To do. Print the data that follows exactly.

Material provided.
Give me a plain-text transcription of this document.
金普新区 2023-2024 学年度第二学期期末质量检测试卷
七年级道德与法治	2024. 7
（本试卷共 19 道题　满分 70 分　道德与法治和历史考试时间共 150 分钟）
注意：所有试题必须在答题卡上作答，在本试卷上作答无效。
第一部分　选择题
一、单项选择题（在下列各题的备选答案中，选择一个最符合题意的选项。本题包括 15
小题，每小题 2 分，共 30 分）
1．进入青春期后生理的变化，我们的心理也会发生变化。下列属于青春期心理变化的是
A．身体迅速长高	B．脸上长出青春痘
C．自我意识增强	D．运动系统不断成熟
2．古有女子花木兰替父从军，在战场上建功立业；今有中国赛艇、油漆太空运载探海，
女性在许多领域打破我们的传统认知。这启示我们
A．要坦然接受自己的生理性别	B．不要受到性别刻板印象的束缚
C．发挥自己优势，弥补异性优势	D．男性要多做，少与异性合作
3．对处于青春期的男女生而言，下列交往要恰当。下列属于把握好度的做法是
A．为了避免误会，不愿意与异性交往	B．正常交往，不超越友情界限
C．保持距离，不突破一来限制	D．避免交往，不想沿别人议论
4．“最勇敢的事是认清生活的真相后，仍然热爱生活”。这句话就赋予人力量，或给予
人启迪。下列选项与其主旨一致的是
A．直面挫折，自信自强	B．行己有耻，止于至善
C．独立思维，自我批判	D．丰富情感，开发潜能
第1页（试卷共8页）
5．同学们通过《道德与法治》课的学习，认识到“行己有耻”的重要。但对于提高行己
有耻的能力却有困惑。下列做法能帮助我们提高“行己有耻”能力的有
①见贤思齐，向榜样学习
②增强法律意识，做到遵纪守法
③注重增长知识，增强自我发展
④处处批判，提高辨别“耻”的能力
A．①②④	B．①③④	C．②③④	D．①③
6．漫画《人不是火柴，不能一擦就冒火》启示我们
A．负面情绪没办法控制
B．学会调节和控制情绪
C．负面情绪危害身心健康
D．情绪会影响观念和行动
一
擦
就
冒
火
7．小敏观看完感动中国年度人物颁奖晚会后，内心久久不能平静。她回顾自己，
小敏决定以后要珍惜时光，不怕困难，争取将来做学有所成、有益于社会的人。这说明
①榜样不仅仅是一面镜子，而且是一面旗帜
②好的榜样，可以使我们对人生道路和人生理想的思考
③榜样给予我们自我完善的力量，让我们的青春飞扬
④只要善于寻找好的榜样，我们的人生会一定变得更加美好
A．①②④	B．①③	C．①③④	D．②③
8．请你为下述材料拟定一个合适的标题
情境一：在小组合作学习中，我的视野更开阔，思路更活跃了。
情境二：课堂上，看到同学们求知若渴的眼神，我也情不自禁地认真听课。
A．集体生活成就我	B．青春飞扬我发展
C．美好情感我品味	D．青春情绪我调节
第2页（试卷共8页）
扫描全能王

Final result.
Give me a plain-text transcription of this document.
金普新区 2023-2024 学年度第二学期期末质量检测试卷
七年级道德与法治	2024. 7
（本试卷共 19 道题　满分 70 分　道德与法治和历史考试时间共 150 分钟）
注意：所有试题必须在答题卡上作答，在本试卷上作答无效。
第一部分　选择题
一、单项选择题（在下列各题的备选答案中，选择一个最符合题意的选项。本题包括 15
小题，每小题 2 分，共 30 分）
1．进入青春期后生理的变化，我们的心理也会发生变化。下列属于青春期心理变化的是
A．身体迅速长高	B．脸上长出青春痘
C．自我意识增强	D．运动系统不断成熟
2．古有女子花木兰替父从军，在战场上建功立业；今有中国赛艇、油漆太空运载探海，
女性在许多领域打破我们的传统认知。这启示我们
A．要坦然接受自己的生理性别	B．不要受到性别刻板印象的束缚
C．发挥自己优势，弥补异性优势	D．男性要多做，少与异性合作
3．对处于青春期的男女生而言，下列交往要恰当。下列属于把握好度的做法是
A．为了避免误会，不愿意与异性交往	B．正常交往，不超越友情界限
C．保持距离，不突破一来限制	D．避免交往，不想沿别人议论
4．“最勇敢的事是认清生活的真相后，仍然热爱生活”。这句话就赋予人力量，或给予
人启迪。下列选项与其主旨一致的是
A．直面挫折，自信自强	B．行己有耻，止于至善
C．独立思维，自我批判	D．丰富情感，开发潜能
第1页（试卷共8页）
5．同学们通过《道德与法治》课的学习，认识到“行己有耻”的重要。但对于提高行己
有耻的能力却有困惑。下列做法能帮助我们提高“行己有耻”能力的有
①见贤思齐，向榜样学习
②增强法律意识，做到遵纪守法
③注重增长知识，增强自我发展
④处处批判，提高辨别“耻”的能力
A．①②④	B．①③④	C．②③④	D．①③
6．漫画《人不是火柴，不能一擦就冒火》启示我们
A．负面情绪没办法控制
B．学会调节和控制情绪
C．负面情绪危害身心健康
D．情绪会影响观念和行动
一
擦
就
冒
火
7．小敏观看完感动中国年度人物颁奖晚会后，内心久久不能平静。她回顾自己，
小敏决定以后要珍惜时光，不怕困难，争取将来做学有所成、有益于社会的人。这说明
①榜样不仅仅是一面镜子，而且是一面旗帜
②好的榜样，可以使我们对人生道路和人生理想的思考
③榜样给予我们自我完善的力量，让我们的青春飞扬
④只要善于寻找好的榜样，我们的人生会一定变得更加美好
A．①②④	B．①③	C．①③④	D．②③
8．请你为下述材料拟定一个合适的标题
情境一：在小组合作学习中，我的视野更开阔，思路更活跃了。
情境二：课堂上，看到同学们求知若渴的眼神，我也情不自禁地认真听课。
A．集体生活成就我	B．青春飞扬我发展
C．美好情感我品味	D．青春情绪我调节
第2页（试卷共8页）
扫描全能王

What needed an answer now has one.